===== Excerpted data =====

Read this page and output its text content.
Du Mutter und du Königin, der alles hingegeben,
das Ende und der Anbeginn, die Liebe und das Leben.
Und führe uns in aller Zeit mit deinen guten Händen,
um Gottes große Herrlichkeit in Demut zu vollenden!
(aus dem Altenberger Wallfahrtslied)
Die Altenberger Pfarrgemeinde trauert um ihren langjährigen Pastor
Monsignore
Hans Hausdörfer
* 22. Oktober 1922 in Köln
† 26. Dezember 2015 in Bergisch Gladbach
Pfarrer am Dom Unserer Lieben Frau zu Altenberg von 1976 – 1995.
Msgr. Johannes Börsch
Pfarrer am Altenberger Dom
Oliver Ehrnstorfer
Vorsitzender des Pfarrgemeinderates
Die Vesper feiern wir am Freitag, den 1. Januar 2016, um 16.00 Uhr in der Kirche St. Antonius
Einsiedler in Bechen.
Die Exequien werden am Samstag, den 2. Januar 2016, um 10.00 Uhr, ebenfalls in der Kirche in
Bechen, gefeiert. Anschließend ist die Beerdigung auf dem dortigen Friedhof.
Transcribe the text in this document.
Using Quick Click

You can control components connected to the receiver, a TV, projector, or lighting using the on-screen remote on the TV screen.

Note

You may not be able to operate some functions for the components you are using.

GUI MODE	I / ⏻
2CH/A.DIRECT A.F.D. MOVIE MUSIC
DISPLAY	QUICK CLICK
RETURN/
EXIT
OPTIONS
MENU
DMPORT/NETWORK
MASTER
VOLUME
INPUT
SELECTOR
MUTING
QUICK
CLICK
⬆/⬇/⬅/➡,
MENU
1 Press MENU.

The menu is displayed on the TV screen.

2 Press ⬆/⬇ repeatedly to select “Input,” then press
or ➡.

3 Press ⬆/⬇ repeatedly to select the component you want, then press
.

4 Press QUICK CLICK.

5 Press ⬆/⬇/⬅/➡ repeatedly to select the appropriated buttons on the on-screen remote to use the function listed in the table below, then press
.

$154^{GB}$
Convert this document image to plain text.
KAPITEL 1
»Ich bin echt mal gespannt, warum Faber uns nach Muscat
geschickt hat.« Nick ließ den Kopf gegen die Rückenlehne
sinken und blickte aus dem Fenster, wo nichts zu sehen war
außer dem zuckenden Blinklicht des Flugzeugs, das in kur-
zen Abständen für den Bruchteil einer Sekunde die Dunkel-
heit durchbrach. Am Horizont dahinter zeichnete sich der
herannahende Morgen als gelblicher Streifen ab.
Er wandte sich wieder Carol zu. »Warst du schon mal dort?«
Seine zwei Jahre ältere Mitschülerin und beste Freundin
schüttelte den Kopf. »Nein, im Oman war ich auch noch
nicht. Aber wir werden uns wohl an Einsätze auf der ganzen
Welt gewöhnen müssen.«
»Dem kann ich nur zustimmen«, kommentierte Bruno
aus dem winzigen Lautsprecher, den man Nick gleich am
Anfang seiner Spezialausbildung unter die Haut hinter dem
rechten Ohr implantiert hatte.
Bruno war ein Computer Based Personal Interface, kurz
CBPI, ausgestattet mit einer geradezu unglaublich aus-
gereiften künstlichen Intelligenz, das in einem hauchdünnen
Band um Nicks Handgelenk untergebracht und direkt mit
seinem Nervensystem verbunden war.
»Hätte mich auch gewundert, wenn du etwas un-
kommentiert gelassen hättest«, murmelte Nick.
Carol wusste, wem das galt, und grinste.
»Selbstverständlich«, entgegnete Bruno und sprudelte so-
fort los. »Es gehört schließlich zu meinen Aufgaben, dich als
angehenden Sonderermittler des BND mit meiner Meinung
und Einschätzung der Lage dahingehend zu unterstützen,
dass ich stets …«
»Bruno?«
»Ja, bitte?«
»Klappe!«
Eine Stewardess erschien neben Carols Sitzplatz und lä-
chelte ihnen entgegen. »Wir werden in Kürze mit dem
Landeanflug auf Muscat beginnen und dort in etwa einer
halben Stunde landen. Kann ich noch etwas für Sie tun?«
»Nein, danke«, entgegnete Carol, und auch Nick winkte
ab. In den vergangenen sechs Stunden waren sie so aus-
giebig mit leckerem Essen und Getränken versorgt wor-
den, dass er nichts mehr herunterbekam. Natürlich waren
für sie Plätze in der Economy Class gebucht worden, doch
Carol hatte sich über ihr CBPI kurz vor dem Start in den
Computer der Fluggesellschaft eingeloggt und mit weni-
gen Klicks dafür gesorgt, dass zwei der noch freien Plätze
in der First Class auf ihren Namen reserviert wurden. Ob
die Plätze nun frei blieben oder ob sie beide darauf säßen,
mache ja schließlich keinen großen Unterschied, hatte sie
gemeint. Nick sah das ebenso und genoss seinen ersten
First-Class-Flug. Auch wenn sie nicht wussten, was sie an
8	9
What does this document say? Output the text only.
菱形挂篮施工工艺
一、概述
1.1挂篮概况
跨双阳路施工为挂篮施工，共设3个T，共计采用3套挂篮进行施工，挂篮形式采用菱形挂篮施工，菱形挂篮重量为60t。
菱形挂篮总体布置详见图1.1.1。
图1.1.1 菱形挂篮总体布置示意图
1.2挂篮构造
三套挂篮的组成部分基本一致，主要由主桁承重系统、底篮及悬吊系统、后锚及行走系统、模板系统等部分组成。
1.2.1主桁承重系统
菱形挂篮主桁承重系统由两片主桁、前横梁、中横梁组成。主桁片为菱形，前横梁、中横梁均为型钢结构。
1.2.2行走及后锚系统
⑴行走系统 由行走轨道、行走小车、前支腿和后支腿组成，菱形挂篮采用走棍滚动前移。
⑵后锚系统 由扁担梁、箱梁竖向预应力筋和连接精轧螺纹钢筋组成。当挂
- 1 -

=====

- [What you should do] Return each entry from above without altering a single character.

- [Answer to the task]
Read this page and output its text content.
Du Mutter und du Königin, der alles hingegeben,
das Ende und der Anbeginn, die Liebe und das Leben.
Und führe uns in aller Zeit mit deinen guten Händen,
um Gottes große Herrlichkeit in Demut zu vollenden!
(aus dem Altenberger Wallfahrtslied)
Die Altenberger Pfarrgemeinde trauert um ihren langjährigen Pastor
Monsignore
Hans Hausdörfer
* 22. Oktober 1922 in Köln
† 26. Dezember 2015 in Bergisch Gladbach
Pfarrer am Dom Unserer Lieben Frau zu Altenberg von 1976 – 1995.
Msgr. Johannes Börsch
Pfarrer am Altenberger Dom
Oliver Ehrnstorfer
Vorsitzender des Pfarrgemeinderates
Die Vesper feiern wir am Freitag, den 1. Januar 2016, um 16.00 Uhr in der Kirche St. Antonius
Einsiedler in Bechen.
Die Exequien werden am Samstag, den 2. Januar 2016, um 10.00 Uhr, ebenfalls in der Kirche in
Bechen, gefeiert. Anschließend ist die Beerdigung auf dem dortigen Friedhof.
Transcribe the text in this document.
Using Quick Click

You can control components connected to the receiver, a TV, projector, or lighting using the on-screen remote on the TV screen.

Note

You may not be able to operate some functions for the components you are using.

GUI MODE	I / ⏻
2CH/A.DIRECT A.F.D. MOVIE MUSIC
DISPLAY	QUICK CLICK
RETURN/
EXIT
OPTIONS
MENU
DMPORT/NETWORK
MASTER
VOLUME
INPUT
SELECTOR
MUTING
QUICK
CLICK
⬆/⬇/⬅/➡,
MENU
1 Press MENU.

The menu is displayed on the TV screen.

2 Press ⬆/⬇ repeatedly to select “Input,” then press
or ➡.

3 Press ⬆/⬇ repeatedly to select the component you want, then press
.

4 Press QUICK CLICK.

5 Press ⬆/⬇/⬅/➡ repeatedly to select the appropriated buttons on the on-screen remote to use the function listed in the table below, then press
.

$154^{GB}$
Convert this document image to plain text.
KAPITEL 1
»Ich bin echt mal gespannt, warum Faber uns nach Muscat
geschickt hat.« Nick ließ den Kopf gegen die Rückenlehne
sinken und blickte aus dem Fenster, wo nichts zu sehen war
außer dem zuckenden Blinklicht des Flugzeugs, das in kur-
zen Abständen für den Bruchteil einer Sekunde die Dunkel-
heit durchbrach. Am Horizont dahinter zeichnete sich der
herannahende Morgen als gelblicher Streifen ab.
Er wandte sich wieder Carol zu. »Warst du schon mal dort?«
Seine zwei Jahre ältere Mitschülerin und beste Freundin
schüttelte den Kopf. »Nein, im Oman war ich auch noch
nicht. Aber wir werden uns wohl an Einsätze auf der ganzen
Welt gewöhnen müssen.«
»Dem kann ich nur zustimmen«, kommentierte Bruno
aus dem winzigen Lautsprecher, den man Nick gleich am
Anfang seiner Spezialausbildung unter die Haut hinter dem
rechten Ohr implantiert hatte.
Bruno war ein Computer Based Personal Interface, kurz
CBPI, ausgestattet mit einer geradezu unglaublich aus-
gereiften künstlichen Intelligenz, das in einem hauchdünnen
Band um Nicks Handgelenk untergebracht und direkt mit
seinem Nervensystem verbunden war.
»Hätte mich auch gewundert, wenn du etwas un-
kommentiert gelassen hättest«, murmelte Nick.
Carol wusste, wem das galt, und grinste.
»Selbstverständlich«, entgegnete Bruno und sprudelte so-
fort los. »Es gehört schließlich zu meinen Aufgaben, dich als
angehenden Sonderermittler des BND mit meiner Meinung
und Einschätzung der Lage dahingehend zu unterstützen,
dass ich stets …«
»Bruno?«
»Ja, bitte?«
»Klappe!«
Eine Stewardess erschien neben Carols Sitzplatz und lä-
chelte ihnen entgegen. »Wir werden in Kürze mit dem
Landeanflug auf Muscat beginnen und dort in etwa einer
halben Stunde landen. Kann ich noch etwas für Sie tun?«
»Nein, danke«, entgegnete Carol, und auch Nick winkte
ab. In den vergangenen sechs Stunden waren sie so aus-
giebig mit leckerem Essen und Getränken versorgt wor-
den, dass er nichts mehr herunterbekam. Natürlich waren
für sie Plätze in der Economy Class gebucht worden, doch
Carol hatte sich über ihr CBPI kurz vor dem Start in den
Computer der Fluggesellschaft eingeloggt und mit weni-
gen Klicks dafür gesorgt, dass zwei der noch freien Plätze
in der First Class auf ihren Namen reserviert wurden. Ob
die Plätze nun frei blieben oder ob sie beide darauf säßen,
mache ja schließlich keinen großen Unterschied, hatte sie
gemeint. Nick sah das ebenso und genoss seinen ersten
First-Class-Flug. Auch wenn sie nicht wussten, was sie an
8	9
What does this document say? Output the text only.
菱形挂篮施工工艺
一、概述
1.1挂篮概况
跨双阳路施工为挂篮施工，共设3个T，共计采用3套挂篮进行施工，挂篮形式采用菱形挂篮施工，菱形挂篮重量为60t。
菱形挂篮总体布置详见图1.1.1。
图1.1.1 菱形挂篮总体布置示意图
1.2挂篮构造
三套挂篮的组成部分基本一致，主要由主桁承重系统、底篮及悬吊系统、后锚及行走系统、模板系统等部分组成。
1.2.1主桁承重系统
菱形挂篮主桁承重系统由两片主桁、前横梁、中横梁组成。主桁片为菱形，前横梁、中横梁均为型钢结构。
1.2.2行走及后锚系统
⑴行走系统 由行走轨道、行走小车、前支腿和后支腿组成，菱形挂篮采用走棍滚动前移。
⑵后锚系统 由扁担梁、箱梁竖向预应力筋和连接精轧螺纹钢筋组成。当挂
- 1 -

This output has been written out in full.